__Given instruction__
Extract, from the listing that follows, each line containing the word "this".
++++++++++++++++++++
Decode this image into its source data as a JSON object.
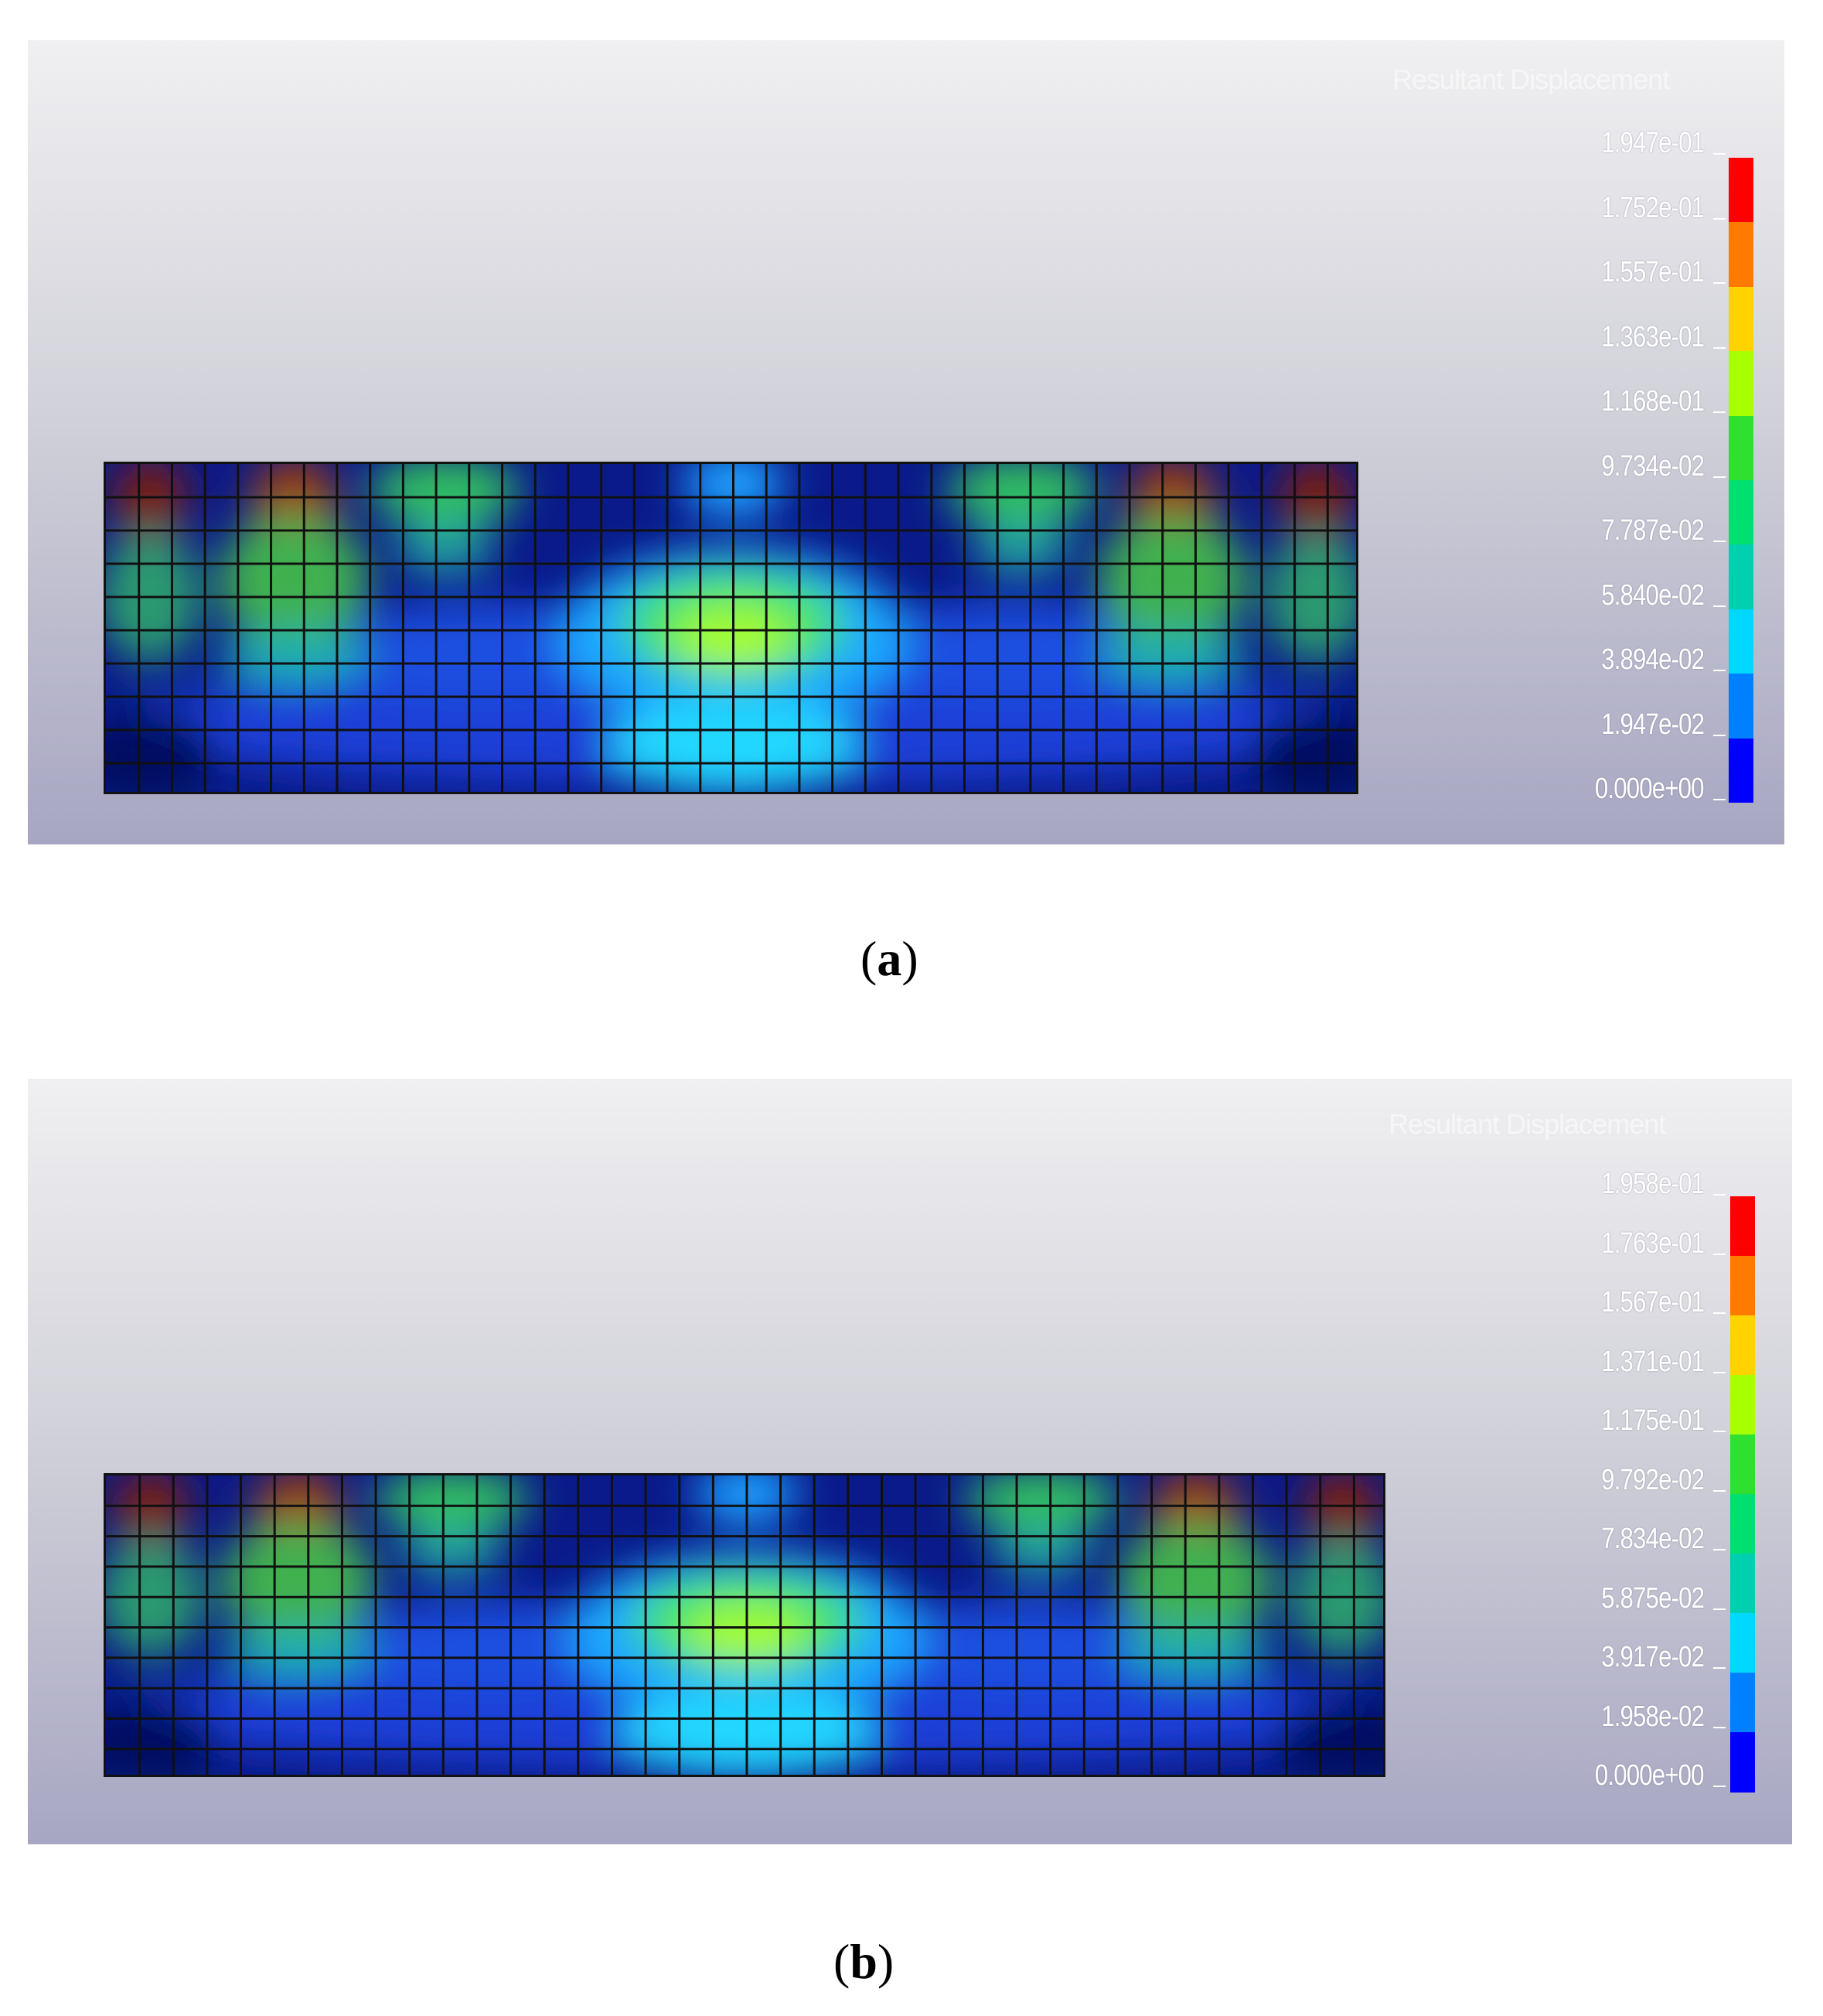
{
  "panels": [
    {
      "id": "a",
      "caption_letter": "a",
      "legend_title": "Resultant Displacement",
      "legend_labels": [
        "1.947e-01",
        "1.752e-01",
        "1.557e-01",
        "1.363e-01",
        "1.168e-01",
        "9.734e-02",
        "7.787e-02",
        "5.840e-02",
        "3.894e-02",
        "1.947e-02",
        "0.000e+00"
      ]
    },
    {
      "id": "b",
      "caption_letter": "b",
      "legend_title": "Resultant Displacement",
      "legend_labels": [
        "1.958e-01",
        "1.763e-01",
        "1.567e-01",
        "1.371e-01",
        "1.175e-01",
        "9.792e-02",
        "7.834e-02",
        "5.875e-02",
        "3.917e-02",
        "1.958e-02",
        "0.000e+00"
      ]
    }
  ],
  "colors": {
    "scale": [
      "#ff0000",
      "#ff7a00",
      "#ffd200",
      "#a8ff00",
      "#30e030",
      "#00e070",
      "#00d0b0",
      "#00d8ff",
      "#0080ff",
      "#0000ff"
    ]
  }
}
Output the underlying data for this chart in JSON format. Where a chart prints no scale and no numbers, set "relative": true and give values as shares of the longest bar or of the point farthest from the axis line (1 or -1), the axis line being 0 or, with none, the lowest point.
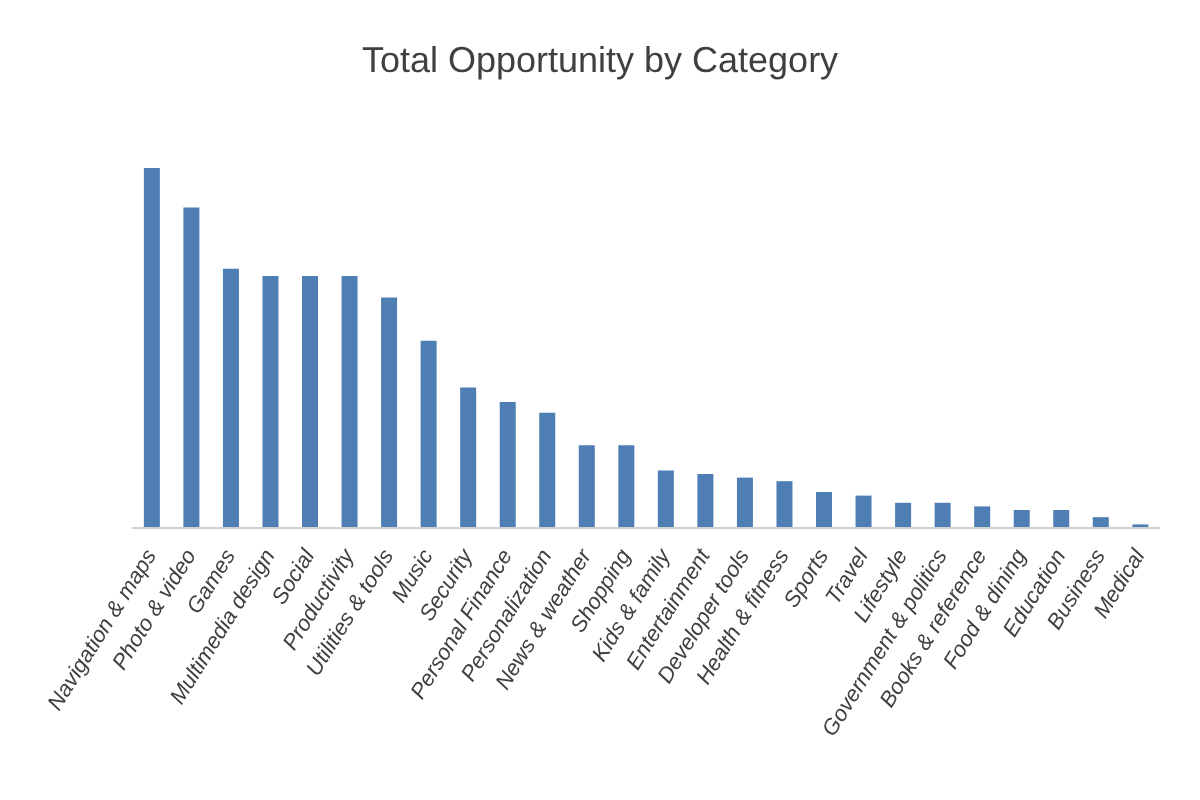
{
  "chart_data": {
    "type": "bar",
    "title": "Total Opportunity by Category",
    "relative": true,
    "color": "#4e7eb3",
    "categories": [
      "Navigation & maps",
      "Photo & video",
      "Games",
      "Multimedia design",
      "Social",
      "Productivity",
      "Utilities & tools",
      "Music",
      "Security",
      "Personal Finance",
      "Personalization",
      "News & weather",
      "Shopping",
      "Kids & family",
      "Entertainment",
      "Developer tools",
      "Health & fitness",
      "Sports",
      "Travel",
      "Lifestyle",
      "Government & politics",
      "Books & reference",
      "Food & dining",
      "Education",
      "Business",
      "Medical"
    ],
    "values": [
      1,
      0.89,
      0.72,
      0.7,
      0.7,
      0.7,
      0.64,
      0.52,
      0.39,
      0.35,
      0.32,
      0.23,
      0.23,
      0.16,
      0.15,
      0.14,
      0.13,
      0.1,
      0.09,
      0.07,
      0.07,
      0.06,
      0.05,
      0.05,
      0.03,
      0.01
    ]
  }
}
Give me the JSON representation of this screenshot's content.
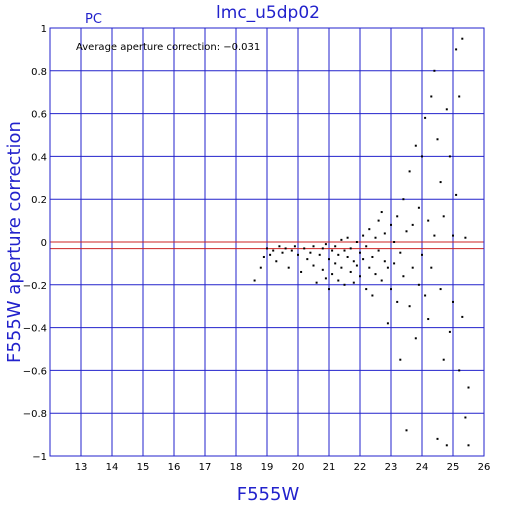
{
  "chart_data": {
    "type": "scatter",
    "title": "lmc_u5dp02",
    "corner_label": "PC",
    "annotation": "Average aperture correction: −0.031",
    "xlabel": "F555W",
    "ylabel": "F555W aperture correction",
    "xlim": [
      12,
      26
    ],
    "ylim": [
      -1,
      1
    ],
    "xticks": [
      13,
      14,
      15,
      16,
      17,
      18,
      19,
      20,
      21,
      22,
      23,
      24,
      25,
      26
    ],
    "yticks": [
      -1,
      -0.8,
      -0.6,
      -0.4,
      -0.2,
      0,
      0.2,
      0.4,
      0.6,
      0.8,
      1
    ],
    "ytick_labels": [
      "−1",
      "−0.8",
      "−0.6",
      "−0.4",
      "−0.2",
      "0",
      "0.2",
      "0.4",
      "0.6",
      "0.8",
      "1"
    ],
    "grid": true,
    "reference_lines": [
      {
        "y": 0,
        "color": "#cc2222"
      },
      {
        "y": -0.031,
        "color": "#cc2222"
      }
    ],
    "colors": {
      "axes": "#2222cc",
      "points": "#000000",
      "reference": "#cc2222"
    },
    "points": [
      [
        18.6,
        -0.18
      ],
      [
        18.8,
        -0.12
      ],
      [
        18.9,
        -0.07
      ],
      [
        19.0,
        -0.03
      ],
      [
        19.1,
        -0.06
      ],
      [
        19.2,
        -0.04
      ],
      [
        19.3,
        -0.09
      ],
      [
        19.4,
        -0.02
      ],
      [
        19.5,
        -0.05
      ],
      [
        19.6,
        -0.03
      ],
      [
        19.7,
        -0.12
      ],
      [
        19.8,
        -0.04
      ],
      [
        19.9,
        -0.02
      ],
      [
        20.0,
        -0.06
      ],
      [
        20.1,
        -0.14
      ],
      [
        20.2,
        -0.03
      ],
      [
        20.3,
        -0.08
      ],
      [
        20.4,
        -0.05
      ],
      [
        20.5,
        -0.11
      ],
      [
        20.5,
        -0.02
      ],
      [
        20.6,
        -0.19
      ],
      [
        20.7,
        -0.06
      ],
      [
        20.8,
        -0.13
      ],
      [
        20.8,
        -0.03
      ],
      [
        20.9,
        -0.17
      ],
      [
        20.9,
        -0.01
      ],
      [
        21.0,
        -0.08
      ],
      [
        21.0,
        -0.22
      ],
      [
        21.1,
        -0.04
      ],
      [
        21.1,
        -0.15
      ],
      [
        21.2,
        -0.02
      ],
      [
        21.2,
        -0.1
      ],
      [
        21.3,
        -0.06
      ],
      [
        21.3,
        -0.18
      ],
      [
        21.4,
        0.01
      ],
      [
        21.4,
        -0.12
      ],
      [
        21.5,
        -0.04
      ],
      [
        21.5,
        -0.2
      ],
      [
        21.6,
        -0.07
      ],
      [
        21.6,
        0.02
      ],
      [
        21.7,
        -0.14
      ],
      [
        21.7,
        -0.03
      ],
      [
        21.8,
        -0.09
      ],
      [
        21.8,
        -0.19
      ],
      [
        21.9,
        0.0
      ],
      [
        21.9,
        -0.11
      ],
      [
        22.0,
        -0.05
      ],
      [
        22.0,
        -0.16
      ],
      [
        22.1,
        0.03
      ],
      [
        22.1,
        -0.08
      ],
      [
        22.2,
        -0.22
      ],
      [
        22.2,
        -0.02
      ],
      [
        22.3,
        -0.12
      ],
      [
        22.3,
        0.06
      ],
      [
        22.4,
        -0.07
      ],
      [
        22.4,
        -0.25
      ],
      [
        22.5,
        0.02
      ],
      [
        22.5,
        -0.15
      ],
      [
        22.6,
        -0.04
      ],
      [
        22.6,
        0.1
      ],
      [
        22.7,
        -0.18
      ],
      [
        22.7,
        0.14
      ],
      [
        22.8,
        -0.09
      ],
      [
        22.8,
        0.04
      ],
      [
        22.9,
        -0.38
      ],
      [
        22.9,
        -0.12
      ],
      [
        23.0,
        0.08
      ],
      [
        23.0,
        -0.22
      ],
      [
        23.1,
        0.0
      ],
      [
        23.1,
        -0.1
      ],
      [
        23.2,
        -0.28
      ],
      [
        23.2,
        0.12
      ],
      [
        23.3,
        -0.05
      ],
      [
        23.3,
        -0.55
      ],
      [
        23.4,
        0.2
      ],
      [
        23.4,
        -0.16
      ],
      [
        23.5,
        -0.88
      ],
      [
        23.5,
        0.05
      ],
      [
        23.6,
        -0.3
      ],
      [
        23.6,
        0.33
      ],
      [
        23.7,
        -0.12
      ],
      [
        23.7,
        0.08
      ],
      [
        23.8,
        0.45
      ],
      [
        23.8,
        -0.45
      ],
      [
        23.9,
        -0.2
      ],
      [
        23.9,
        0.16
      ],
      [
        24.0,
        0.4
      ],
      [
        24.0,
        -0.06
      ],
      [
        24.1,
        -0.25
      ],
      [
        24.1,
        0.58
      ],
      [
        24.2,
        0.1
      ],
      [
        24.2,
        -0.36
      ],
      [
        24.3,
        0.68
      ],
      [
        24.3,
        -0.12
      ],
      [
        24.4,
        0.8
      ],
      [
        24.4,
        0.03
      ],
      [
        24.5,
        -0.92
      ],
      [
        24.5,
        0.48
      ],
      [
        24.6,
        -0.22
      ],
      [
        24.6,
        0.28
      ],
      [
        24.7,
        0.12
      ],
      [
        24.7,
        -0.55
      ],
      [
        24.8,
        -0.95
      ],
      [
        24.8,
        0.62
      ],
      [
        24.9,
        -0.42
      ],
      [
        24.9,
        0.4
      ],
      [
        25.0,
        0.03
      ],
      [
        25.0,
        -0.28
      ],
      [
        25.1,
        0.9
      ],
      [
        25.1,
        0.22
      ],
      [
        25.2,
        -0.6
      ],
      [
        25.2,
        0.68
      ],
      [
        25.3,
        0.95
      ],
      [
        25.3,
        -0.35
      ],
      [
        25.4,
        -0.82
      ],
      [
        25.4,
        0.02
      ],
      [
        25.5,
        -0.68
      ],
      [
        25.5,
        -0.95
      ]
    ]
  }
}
++++++++++++++++++++
__The reply__
Decode this image into its source data as a JSON object.
Output the underlying data for this chart in JSON format. Where a chart prints no scale and no numbers, set "relative": true and give values as shares of the longest bar or of the point farthest from the axis line (1 or -1), the axis line being 0 or, with none, the lowest point.
Give me the JSON representation of this screenshot's content.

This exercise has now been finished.